(Collected data entries)
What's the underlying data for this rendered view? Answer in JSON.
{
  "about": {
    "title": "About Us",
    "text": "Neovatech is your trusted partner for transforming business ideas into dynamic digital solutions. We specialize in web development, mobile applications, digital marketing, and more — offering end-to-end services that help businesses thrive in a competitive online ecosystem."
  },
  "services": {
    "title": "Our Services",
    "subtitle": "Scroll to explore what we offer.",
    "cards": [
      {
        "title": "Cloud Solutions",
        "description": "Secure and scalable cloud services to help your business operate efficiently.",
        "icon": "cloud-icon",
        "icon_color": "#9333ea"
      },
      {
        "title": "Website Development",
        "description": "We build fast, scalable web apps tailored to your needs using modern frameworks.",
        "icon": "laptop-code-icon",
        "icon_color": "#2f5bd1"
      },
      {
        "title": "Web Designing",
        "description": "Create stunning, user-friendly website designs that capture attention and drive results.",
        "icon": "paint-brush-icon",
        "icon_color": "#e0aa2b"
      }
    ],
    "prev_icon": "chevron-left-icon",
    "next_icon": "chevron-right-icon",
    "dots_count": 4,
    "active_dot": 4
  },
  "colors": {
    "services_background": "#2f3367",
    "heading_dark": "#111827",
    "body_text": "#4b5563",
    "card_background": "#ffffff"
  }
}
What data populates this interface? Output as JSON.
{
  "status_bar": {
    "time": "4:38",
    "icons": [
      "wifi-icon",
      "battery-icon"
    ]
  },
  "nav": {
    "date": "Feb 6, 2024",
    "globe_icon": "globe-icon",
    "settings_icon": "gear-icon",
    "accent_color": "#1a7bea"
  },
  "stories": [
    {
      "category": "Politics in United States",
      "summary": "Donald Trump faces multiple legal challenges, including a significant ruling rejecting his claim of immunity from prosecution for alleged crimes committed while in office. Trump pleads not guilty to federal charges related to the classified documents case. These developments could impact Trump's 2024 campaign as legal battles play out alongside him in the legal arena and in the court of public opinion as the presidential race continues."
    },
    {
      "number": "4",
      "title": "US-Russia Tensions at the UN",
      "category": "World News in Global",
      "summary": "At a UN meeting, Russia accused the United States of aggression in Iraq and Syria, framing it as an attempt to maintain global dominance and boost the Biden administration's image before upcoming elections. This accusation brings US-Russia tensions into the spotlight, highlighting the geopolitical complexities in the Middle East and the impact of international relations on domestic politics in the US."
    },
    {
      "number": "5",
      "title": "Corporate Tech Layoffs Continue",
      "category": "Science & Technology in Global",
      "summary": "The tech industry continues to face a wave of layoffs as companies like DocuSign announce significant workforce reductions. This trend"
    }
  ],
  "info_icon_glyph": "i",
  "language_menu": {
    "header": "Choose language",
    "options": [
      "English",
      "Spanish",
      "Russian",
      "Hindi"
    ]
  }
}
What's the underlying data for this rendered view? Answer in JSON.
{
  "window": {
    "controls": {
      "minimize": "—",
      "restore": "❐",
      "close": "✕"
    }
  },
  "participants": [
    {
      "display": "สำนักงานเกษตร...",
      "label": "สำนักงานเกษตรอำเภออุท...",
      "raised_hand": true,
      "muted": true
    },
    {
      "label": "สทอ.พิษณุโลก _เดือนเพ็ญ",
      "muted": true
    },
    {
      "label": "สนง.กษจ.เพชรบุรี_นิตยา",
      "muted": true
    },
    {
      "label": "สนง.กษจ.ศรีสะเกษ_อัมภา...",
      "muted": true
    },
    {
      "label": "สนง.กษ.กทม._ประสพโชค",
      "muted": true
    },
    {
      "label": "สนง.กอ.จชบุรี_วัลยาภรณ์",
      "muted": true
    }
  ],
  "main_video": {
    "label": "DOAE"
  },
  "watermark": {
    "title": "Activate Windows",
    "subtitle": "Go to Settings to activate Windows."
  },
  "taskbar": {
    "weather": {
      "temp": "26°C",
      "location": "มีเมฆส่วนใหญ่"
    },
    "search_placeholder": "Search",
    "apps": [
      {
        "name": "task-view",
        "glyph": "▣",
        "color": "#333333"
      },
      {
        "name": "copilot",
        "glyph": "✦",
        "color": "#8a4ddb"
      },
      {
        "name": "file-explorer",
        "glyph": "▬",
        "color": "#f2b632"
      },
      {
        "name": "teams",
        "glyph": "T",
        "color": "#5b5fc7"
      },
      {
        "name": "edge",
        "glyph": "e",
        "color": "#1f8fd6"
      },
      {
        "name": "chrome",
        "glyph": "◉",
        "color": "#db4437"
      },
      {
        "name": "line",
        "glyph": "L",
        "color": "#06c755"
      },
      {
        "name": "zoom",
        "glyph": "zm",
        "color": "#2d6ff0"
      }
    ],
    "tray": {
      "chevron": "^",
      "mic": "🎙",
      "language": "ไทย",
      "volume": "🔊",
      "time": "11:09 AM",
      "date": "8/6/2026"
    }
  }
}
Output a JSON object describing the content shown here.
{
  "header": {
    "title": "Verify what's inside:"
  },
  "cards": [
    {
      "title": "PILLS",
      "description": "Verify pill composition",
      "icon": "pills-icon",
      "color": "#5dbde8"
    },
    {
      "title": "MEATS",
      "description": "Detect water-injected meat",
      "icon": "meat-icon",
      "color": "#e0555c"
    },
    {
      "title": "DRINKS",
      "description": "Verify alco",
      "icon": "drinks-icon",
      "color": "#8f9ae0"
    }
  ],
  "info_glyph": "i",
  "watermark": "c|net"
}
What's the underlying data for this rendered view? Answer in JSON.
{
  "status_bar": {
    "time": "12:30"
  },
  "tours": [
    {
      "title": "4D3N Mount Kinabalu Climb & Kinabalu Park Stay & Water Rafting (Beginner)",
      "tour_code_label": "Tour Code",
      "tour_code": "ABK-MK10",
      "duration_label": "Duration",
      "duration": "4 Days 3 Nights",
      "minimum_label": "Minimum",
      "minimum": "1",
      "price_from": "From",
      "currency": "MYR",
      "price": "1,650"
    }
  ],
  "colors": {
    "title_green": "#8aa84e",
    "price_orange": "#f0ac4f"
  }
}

(Set exercise) In the records above, find the lines containing "Verify" and copy them.

(Reply)
    "title": "Verify what's inside:"
      "description": "Verify pill composition",
      "description": "Verify alco",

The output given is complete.